Playing defense, some insurers are preemptively raising premiums for next year. For example, BlueCross BlueShield of Arizona this week announced a 7.2 percent average hike for 2018. But there would likely be no increase if the subsidies are guaranteed, the company said. And BlueCross BlueShield of North Carolina earlier requested a 22.9 percent average increase. With the subsidies, the company said that would have been 8.8 percent.

The “cost-sharing” subsidies are under a legal cloud because of a dispute over whether the Obama health care law properly approved the payments. Other parts of the health care law, however, clearly direct the government to reimburse insurers.

With the issue unresolved, the Trump administration has been paying insurers each month, as the Obama administration had done previously.

Trump returned to the subject last week after the GOP drive to repeal the health care law fell apart in the Senate, tweeting, “As I said from the beginning, let ObamaCare implode, then deal. Watch!”

He elaborated in another tweet, “If a new HealthCare Bill is not approved quickly, BAILOUTS for Insurance Companies…will end very soon!”

It’s not accurate to call the cost-sharing subsidies a bailout, said Tim Jost, a professor emeritus at Washington and Lee University School of Law in Virginia.

“They are no more a bailout than payments made by the government to a private company for building a bomber,” he said.

That’s at the root of the Trump administration’s potential legal problem if the president makes good on this threat.

The health law clearly requires insurers to help low-income consumers with their copays and deductibles. Nearly 3 in 5 HealthCare.gov customers qualify for the assistance, which can reduce a deductible of $3,500 to several hundred dollars. The annual cost to the government is about $7 billion.

The law also specifies that the government shall reimburse insurers for the cost-sharing assistance that they provide.

Nonetheless, the payments remain under a cloud because of a disagreement over whether they were properly approved in the health law, by providing an “appropriation.”

The Constitution says the government shall not spend money without a congressional appropriation.

Think of an appropriation as an electronic instruction to your bank to pay a recurring monthly bill. You fully intend to pay, and the money you’ve budgeted is in your account. But the payment will not go out unless you specifically direct your bank to send it.

House Republicans trying to thwart the ACA sued the Obama administration in federal court in Washington, arguing that the law lacked specific language appropriating the cost-sharing subsidies.

A district court judge agreed with House Republicans, and now the case is on hold before the U.S. appeals court in Washington. A group of state attorneys general is asking the appeals court to let them join the case, in defense of the subsidies.

Both Bagley and Jost have followed the matter closely, and disagree on whether the health law properly approved the payments to insurers. Bagley says it did not; while Jost says it did.

However, the two experts agree that insurers would have a solid lawsuit if Trump stops the payments. Insurers could sue in the U.S. Court of Federal Claims, which hears claims for money against the government.

“The ACA promised to make these payments — that could not be clearer — and Congress has done nothing to limit that promise,” said Bagley.

“I think there would very likely be litigation if the Trump administration tries to cut off the payments,” said Jost.

Another way to resolve it: Congress could appropriate the money, even if temporarily, for a couple of years. Some prominent GOP lawmakers have expressed support for that.

If the president makes good on his threat, experts estimate that premiums for a standard “silver” plan would increase by about 19 percent. Insurers could recover the cost-sharing money by raising premiums, since those are also subsidized by the ACA, and there’s no question about their appropriation.

But millions of people who buy individual health care policies without any financial assistance from the government would face prohibitive cost increases.

And more insurers might decide to leave already shaky markets.

“This is not a game,” said California Attorney General Xavier Becerra. “Millions of people would not be able to afford health insurance for their families.”

About this exercise: Turn the paragraph of the cost-sharing subsidies excerpt that begins "The health law clearly requires" into a short bulleted list that keeps its main facts. The items after this excerpt are not needed.

Provided material:
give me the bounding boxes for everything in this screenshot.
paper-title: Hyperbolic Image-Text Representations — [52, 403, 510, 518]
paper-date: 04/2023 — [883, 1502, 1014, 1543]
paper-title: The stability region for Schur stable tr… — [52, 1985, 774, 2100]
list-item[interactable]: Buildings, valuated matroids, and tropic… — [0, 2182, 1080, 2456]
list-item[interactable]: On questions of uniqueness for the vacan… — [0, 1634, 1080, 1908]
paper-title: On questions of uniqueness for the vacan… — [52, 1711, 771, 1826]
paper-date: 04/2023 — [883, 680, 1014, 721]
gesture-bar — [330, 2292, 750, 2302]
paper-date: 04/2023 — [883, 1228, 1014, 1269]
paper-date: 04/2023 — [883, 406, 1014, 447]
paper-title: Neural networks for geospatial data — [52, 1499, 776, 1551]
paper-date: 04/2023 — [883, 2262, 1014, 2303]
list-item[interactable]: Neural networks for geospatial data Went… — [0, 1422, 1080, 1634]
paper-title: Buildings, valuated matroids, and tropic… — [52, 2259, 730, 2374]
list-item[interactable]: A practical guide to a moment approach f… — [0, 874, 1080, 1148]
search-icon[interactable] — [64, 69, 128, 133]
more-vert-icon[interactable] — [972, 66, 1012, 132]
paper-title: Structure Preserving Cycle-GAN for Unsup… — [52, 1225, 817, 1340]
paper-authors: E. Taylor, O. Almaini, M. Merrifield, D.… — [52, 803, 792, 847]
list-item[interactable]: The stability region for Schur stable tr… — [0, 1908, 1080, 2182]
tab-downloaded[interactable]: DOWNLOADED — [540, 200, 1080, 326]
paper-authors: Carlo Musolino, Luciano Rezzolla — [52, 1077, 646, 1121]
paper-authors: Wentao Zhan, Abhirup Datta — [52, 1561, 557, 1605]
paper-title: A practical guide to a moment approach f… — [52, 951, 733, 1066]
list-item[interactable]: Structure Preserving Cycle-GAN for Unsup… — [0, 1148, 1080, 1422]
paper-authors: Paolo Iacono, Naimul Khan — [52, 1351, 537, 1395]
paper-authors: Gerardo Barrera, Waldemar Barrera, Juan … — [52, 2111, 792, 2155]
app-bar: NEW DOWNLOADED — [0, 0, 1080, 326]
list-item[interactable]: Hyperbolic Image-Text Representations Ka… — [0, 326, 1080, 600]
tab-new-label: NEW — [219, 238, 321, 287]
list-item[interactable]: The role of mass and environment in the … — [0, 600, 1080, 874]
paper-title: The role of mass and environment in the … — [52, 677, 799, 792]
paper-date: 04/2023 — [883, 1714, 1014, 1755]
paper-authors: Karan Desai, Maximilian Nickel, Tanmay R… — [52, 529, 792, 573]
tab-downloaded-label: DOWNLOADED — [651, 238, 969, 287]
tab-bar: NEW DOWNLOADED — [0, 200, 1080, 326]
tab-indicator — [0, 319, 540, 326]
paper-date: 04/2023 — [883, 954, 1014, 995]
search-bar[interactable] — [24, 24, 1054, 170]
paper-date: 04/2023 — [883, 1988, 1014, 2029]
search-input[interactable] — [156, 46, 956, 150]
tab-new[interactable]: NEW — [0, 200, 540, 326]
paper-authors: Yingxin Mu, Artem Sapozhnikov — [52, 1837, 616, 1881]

Answer below:
- The health law requires insurers to help low-income consumers with copays and deductibles.
- Nearly 3 in 5 HealthCare.gov customers qualify.
- The help can cut a $3,500 deductible to several hundred dollars.
- It costs the government about $7 billion a year.